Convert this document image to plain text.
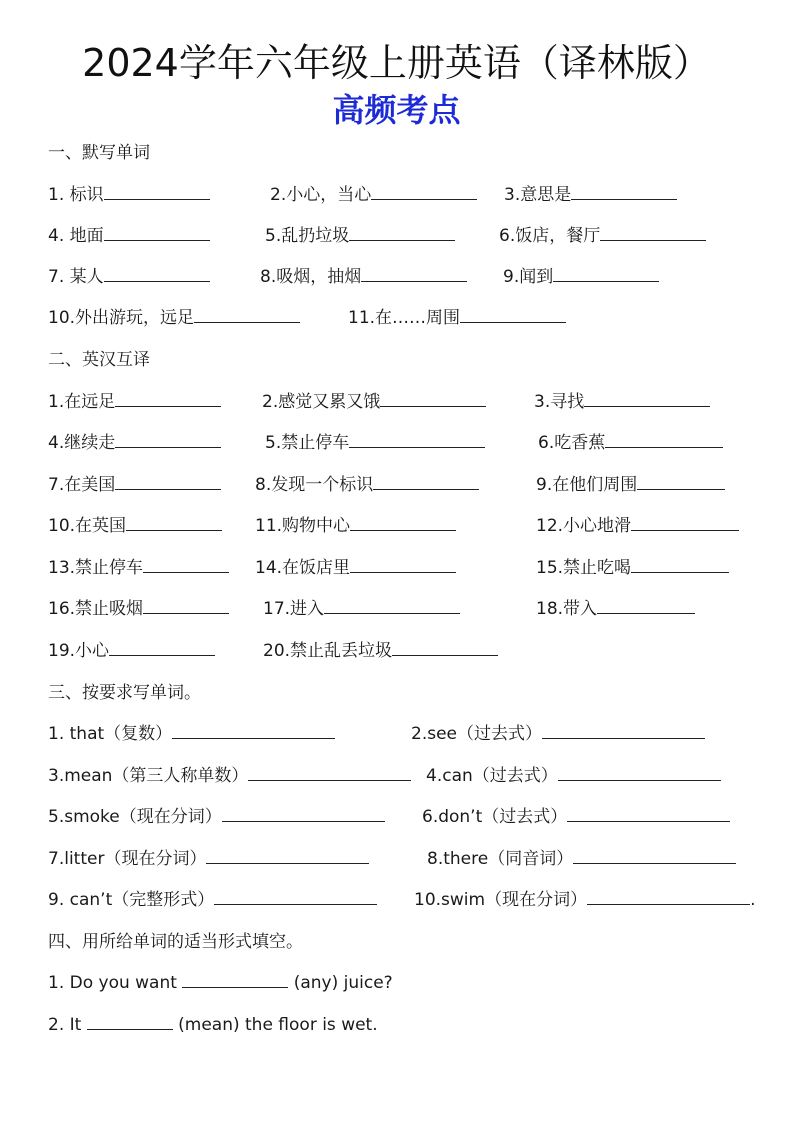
2024学年六年级上册英语（译林版）
高频考点
一、默写单词
1. 标识	2.小心，当心	3.意思是
4. 地面	5.乱扔垃圾	6.饭店，餐厅
7. 某人	8.吸烟，抽烟	9.闻到
10.外出游玩，远足	11.在……周围
二、英汉互译
1.在远足	2.感觉又累又饿	3.寻找
4.继续走	5.禁止停车	6.吃香蕉
7.在美国	8.发现一个标识	9.在他们周围
10.在英国	11.购物中心	12.小心地滑
13.禁止停车	14.在饭店里	15.禁止吃喝
16.禁止吸烟	17.进入	18.带入
19.小心	20.禁止乱丢垃圾
三、按要求写单词。
1. that（复数）	2.see（过去式）
3.mean（第三人称单数）	4.can（过去式）
5.smoke（现在分词）	6.don’t（过去式）
7.litter（现在分词）	8.there（同音词）
9. can’t（完整形式）	10.swim（现在分词）	.
四、用所给单词的适当形式填空。
1. Do you want	(any) juice?
2. It	(mean) the floor is wet.
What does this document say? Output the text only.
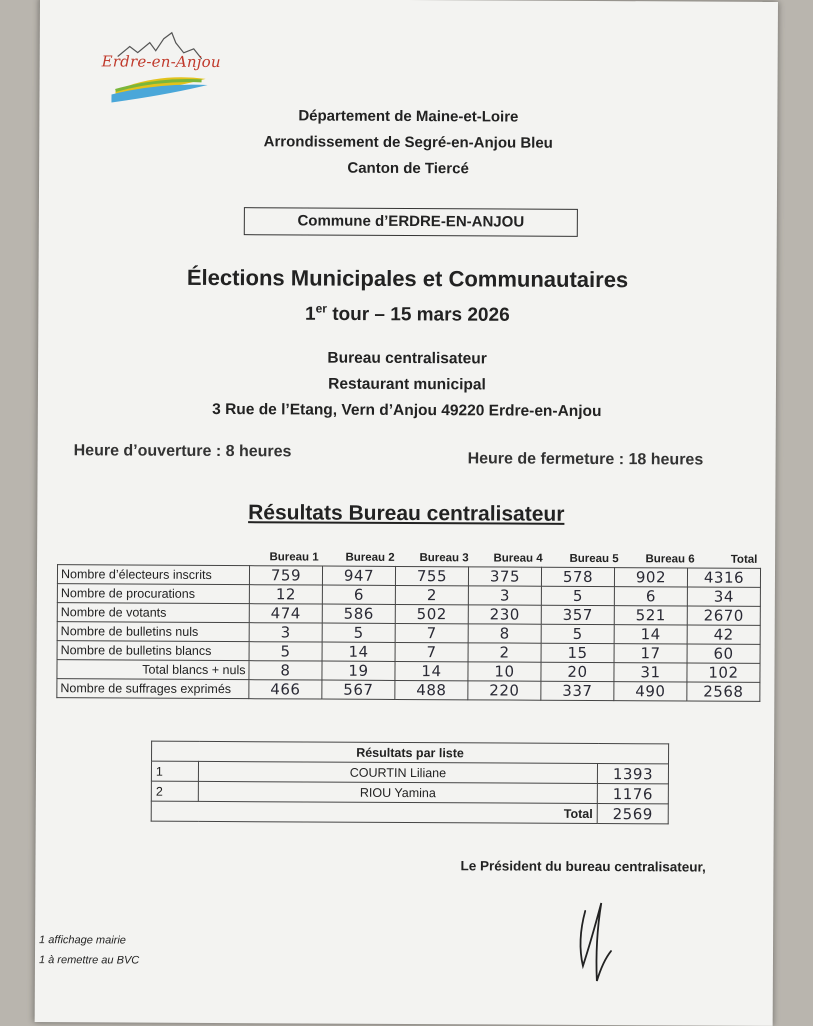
Erdre-en-Anjou
Département de Maine-et-Loire
Arrondissement de Segré-en-Anjou Bleu
Canton de Tiercé
Commune d’ERDRE-EN-ANJOU
Élections Municipales et Communautaires
1er tour – 15 mars 2026
Bureau centralisateur
Restaurant municipal
3 Rue de l’Etang, Vern d’Anjou 49220 Erdre-en-Anjou
Heure d’ouverture : 8 heures	Heure de fermeture : 18 heures
Résultats Bureau centralisateur
Bureau 1	Bureau 2	Bureau 3	Bureau 4	Bureau 5	Bureau 6	Total
Nombre d’électeurs inscrits	759	947	755	375	578	902	4316
Nombre de procurations	12	6	2	3	5	6	34
Nombre de votants	474	586	502	230	357	521	2670
Nombre de bulletins nuls	3	5	7	8	5	14	42
Nombre de bulletins blancs	5	14	7	2	15	17	60
Total blancs + nuls	8	19	14	10	20	31	102
Nombre de suffrages exprimés	466	567	488	220	337	490	2568
Résultats par liste		
1	COURTIN Liliane	1393
2	RIOU Yamina	1176
Total		2569
Le Président du bureau centralisateur,
1 affichage mairie
1 à remettre au BVC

### Your instructions
Each line of the data is to be duplicated exactly; pictures stay out of the copy.

### Task solution
Convert this document image to plain text.
2024学年六年级上册英语（译林版）
高频考点
一、默写单词
1. 标识	2.小心，当心	3.意思是
4. 地面	5.乱扔垃圾	6.饭店，餐厅
7. 某人	8.吸烟，抽烟	9.闻到
10.外出游玩，远足	11.在……周围
二、英汉互译
1.在远足	2.感觉又累又饿	3.寻找
4.继续走	5.禁止停车	6.吃香蕉
7.在美国	8.发现一个标识	9.在他们周围
10.在英国	11.购物中心	12.小心地滑
13.禁止停车	14.在饭店里	15.禁止吃喝
16.禁止吸烟	17.进入	18.带入
19.小心	20.禁止乱丢垃圾
三、按要求写单词。
1. that（复数）	2.see（过去式）
3.mean（第三人称单数）	4.can（过去式）
5.smoke（现在分词）	6.don’t（过去式）
7.litter（现在分词）	8.there（同音词）
9. can’t（完整形式）	10.swim（现在分词）	.
四、用所给单词的适当形式填空。
1. Do you want	(any) juice?
2. It	(mean) the floor is wet.
What does this document say? Output the text only.
Erdre-en-Anjou
Département de Maine-et-Loire
Arrondissement de Segré-en-Anjou Bleu
Canton de Tiercé
Commune d’ERDRE-EN-ANJOU
Élections Municipales et Communautaires
1er tour – 15 mars 2026
Bureau centralisateur
Restaurant municipal
3 Rue de l’Etang, Vern d’Anjou 49220 Erdre-en-Anjou
Heure d’ouverture : 8 heures	Heure de fermeture : 18 heures
Résultats Bureau centralisateur
Bureau 1	Bureau 2	Bureau 3	Bureau 4	Bureau 5	Bureau 6	Total
Nombre d’électeurs inscrits	759	947	755	375	578	902	4316
Nombre de procurations	12	6	2	3	5	6	34
Nombre de votants	474	586	502	230	357	521	2670
Nombre de bulletins nuls	3	5	7	8	5	14	42
Nombre de bulletins blancs	5	14	7	2	15	17	60
Total blancs + nuls	8	19	14	10	20	31	102
Nombre de suffrages exprimés	466	567	488	220	337	490	2568
Résultats par liste		
1	COURTIN Liliane	1393
2	RIOU Yamina	1176
Total		2569
Le Président du bureau centralisateur,
1 affichage mairie
1 à remettre au BVC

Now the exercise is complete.